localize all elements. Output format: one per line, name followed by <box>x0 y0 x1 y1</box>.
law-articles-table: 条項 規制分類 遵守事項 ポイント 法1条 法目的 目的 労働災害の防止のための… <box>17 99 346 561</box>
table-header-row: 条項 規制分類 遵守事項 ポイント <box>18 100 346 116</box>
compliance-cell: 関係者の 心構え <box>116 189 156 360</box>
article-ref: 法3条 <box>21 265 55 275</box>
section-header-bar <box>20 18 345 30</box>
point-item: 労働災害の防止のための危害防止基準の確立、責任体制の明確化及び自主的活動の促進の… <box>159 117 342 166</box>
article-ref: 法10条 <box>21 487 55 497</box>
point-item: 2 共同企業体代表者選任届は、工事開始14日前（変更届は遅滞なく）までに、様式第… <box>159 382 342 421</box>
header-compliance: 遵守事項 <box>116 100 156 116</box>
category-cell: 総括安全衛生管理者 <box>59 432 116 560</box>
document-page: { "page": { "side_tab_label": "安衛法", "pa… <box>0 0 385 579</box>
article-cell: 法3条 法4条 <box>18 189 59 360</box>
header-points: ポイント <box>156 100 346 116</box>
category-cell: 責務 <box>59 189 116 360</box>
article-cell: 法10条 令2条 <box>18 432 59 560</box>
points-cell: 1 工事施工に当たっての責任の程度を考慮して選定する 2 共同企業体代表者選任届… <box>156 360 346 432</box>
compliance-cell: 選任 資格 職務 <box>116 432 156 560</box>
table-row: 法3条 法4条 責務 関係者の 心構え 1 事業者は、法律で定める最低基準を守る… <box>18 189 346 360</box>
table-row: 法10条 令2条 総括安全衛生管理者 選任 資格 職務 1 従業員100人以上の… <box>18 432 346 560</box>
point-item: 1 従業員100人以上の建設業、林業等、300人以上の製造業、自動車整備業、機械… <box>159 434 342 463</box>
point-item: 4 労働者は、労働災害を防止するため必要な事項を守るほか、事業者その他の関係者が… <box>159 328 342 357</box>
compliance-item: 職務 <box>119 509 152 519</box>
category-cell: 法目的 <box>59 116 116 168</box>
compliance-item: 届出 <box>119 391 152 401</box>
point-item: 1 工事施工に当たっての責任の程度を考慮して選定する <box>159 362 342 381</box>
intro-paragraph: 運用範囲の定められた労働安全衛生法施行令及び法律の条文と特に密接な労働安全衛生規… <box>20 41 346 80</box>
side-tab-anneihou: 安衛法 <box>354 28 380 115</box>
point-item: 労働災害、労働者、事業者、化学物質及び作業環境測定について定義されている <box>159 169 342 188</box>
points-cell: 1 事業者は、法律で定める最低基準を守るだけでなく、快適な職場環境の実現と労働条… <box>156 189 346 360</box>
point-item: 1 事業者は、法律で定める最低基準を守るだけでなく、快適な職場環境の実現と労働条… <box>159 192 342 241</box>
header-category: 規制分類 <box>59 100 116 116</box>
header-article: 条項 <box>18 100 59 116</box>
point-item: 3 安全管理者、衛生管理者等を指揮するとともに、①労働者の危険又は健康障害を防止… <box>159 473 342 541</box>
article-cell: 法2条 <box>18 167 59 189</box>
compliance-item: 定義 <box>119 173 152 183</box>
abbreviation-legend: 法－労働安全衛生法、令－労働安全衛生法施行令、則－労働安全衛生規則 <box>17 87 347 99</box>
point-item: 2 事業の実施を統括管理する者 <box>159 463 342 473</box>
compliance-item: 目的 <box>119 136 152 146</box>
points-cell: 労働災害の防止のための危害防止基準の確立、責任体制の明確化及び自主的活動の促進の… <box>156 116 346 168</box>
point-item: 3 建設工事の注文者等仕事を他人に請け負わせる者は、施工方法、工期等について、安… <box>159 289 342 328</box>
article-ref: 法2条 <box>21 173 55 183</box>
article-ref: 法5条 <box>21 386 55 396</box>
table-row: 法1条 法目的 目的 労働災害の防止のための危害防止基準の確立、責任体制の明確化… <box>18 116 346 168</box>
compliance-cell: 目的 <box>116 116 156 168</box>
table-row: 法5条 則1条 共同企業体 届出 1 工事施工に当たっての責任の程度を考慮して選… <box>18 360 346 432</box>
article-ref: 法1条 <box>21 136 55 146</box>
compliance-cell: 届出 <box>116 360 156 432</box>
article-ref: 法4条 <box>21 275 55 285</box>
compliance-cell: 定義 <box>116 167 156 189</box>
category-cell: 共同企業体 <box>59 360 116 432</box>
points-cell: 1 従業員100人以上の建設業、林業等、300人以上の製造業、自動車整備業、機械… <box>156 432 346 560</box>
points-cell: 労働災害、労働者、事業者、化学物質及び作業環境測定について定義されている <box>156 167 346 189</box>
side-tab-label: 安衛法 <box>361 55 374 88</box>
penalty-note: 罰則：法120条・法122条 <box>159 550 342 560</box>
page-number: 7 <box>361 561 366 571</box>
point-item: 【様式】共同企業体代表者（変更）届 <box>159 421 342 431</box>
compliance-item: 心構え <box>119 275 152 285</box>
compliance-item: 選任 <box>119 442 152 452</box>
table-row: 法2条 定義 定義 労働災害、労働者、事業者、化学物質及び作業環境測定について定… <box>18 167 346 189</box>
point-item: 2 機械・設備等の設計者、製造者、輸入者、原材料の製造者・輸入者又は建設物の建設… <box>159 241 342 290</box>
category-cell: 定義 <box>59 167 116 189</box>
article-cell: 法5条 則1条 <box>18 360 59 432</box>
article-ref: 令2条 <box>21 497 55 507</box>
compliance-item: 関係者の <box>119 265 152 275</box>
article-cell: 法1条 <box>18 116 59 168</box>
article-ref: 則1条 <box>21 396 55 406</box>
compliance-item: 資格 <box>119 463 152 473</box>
----
PROBLEM TO WORK ON
Convert every item above into a JSON list of strings, one string per line, leaving out any blank lines.

WRITTEN RESPONSE
[
  "localize all elements. Output format: one per line, name followed by <box>x0 y0 x1 y1</box>.",
  "law-articles-table: 条項 規制分類 遵守事項 ポイント 法1条 法目的 目的 労働災害の防止のための… <box>17 99 346 561</box>",
  "table-header-row: 条項 規制分類 遵守事項 ポイント <box>18 100 346 116</box>",
  "compliance-cell: 関係者の 心構え <box>116 189 156 360</box>",
  "article-ref: 法3条 <box>21 265 55 275</box>",
  "section-header-bar <box>20 18 345 30</box>",
  "point-item: 労働災害の防止のための危害防止基準の確立、責任体制の明確化及び自主的活動の促進の… <box>159 117 342 166</box>",
  "article-ref: 法10条 <box>21 487 55 497</box>",
  "point-item: 2 共同企業体代表者選任届は、工事開始14日前（変更届は遅滞なく）までに、様式第… <box>159 382 342 421</box>",
  "header-compliance: 遵守事項 <box>116 100 156 116</box>",
  "category-cell: 総括安全衛生管理者 <box>59 432 116 560</box>",
  "document-page: { \"page\": { \"side_tab_label\": \"安衛法\", \"pa… <box>0 0 385 579</box>",
  "article-cell: 法3条 法4条 <box>18 189 59 360</box>",
  "header-points: ポイント <box>156 100 346 116</box>",
  "category-cell: 責務 <box>59 189 116 360</box>",
  "article-cell: 法10条 令2条 <box>18 432 59 560</box>",
  "points-cell: 1 工事施工に当たっての責任の程度を考慮して選定する 2 共同企業体代表者選任届… <box>156 360 346 432</box>",
  "compliance-cell: 選任 資格 職務 <box>116 432 156 560</box>",
  "table-row: 法3条 法4条 責務 関係者の 心構え 1 事業者は、法律で定める最低基準を守る… <box>18 189 346 360</box>",
  "table-row: 法10条 令2条 総括安全衛生管理者 選任 資格 職務 1 従業員100人以上の… <box>18 432 346 560</box>",
  "point-item: 1 従業員100人以上の建設業、林業等、300人以上の製造業、自動車整備業、機械… <box>159 434 342 463</box>",
  "point-item: 4 労働者は、労働災害を防止するため必要な事項を守るほか、事業者その他の関係者が… <box>159 328 342 357</box>",
  "compliance-item: 職務 <box>119 509 152 519</box>",
  "category-cell: 法目的 <box>59 116 116 168</box>",
  "compliance-item: 届出 <box>119 391 152 401</box>",
  "point-item: 1 工事施工に当たっての責任の程度を考慮して選定する <box>159 362 342 381</box>",
  "intro-paragraph: 運用範囲の定められた労働安全衛生法施行令及び法律の条文と特に密接な労働安全衛生規… <box>20 41 346 80</box>",
  "side-tab-anneihou: 安衛法 <box>354 28 380 115</box>",
  "point-item: 労働災害、労働者、事業者、化学物質及び作業環境測定について定義されている <box>159 169 342 188</box>",
  "points-cell: 1 事業者は、法律で定める最低基準を守るだけでなく、快適な職場環境の実現と労働条… <box>156 189 346 360</box>",
  "point-item: 1 事業者は、法律で定める最低基準を守るだけでなく、快適な職場環境の実現と労働条… <box>159 192 342 241</box>",
  "header-category: 規制分類 <box>59 100 116 116</box>",
  "header-article: 条項 <box>18 100 59 116</box>",
  "point-item: 3 安全管理者、衛生管理者等を指揮するとともに、①労働者の危険又は健康障害を防止… <box>159 473 342 541</box>",
  "article-cell: 法2条 <box>18 167 59 189</box>",
  "compliance-item: 定義 <box>119 173 152 183</box>",
  "abbreviation-legend: 法－労働安全衛生法、令－労働安全衛生法施行令、則－労働安全衛生規則 <box>17 87 347 99</box>",
  "point-item: 2 事業の実施を統括管理する者 <box>159 463 342 473</box>",
  "compliance-item: 目的 <box>119 136 152 146</box>",
  "points-cell: 労働災害の防止のための危害防止基準の確立、責任体制の明確化及び自主的活動の促進の… <box>156 116 346 168</box>",
  "point-item: 3 建設工事の注文者等仕事を他人に請け負わせる者は、施工方法、工期等について、安… <box>159 289 342 328</box>",
  "article-ref: 法2条 <box>21 173 55 183</box>",
  "article-ref: 法5条 <box>21 386 55 396</box>",
  "table-row: 法1条 法目的 目的 労働災害の防止のための危害防止基準の確立、責任体制の明確化… <box>18 116 346 168</box>",
  "compliance-cell: 目的 <box>116 116 156 168</box>",
  "table-row: 法5条 則1条 共同企業体 届出 1 工事施工に当たっての責任の程度を考慮して選… <box>18 360 346 432</box>",
  "article-ref: 法1条 <box>21 136 55 146</box>",
  "compliance-cell: 届出 <box>116 360 156 432</box>",
  "article-ref: 法4条 <box>21 275 55 285</box>",
  "compliance-cell: 定義 <box>116 167 156 189</box>",
  "category-cell: 共同企業体 <box>59 360 116 432</box>",
  "points-cell: 1 従業員100人以上の建設業、林業等、300人以上の製造業、自動車整備業、機械… <box>156 432 346 560</box>",
  "points-cell: 労働災害、労働者、事業者、化学物質及び作業環境測定について定義されている <box>156 167 346 189</box>",
  "side-tab-label: 安衛法 <box>361 55 374 88</box>",
  "penalty-note: 罰則：法120条・法122条 <box>159 550 342 560</box>",
  "page-number: 7 <box>361 561 366 571</box>",
  "point-item: 【様式】共同企業体代表者（変更）届 <box>159 421 342 431</box>",
  "compliance-item: 心構え <box>119 275 152 285</box>",
  "compliance-item: 選任 <box>119 442 152 452</box>",
  "table-row: 法2条 定義 定義 労働災害、労働者、事業者、化学物質及び作業環境測定について定… <box>18 167 346 189</box>",
  "point-item: 2 機械・設備等の設計者、製造者、輸入者、原材料の製造者・輸入者又は建設物の建設… <box>159 241 342 290</box>",
  "category-cell: 定義 <box>59 167 116 189</box>",
  "article-cell: 法5条 則1条 <box>18 360 59 432</box>",
  "article-ref: 令2条 <box>21 497 55 507</box>",
  "compliance-item: 関係者の <box>119 265 152 275</box>",
  "article-cell: 法1条 <box>18 116 59 168</box>",
  "article-ref: 則1条 <box>21 396 55 406</box>",
  "compliance-item: 資格 <box>119 463 152 473</box>"
]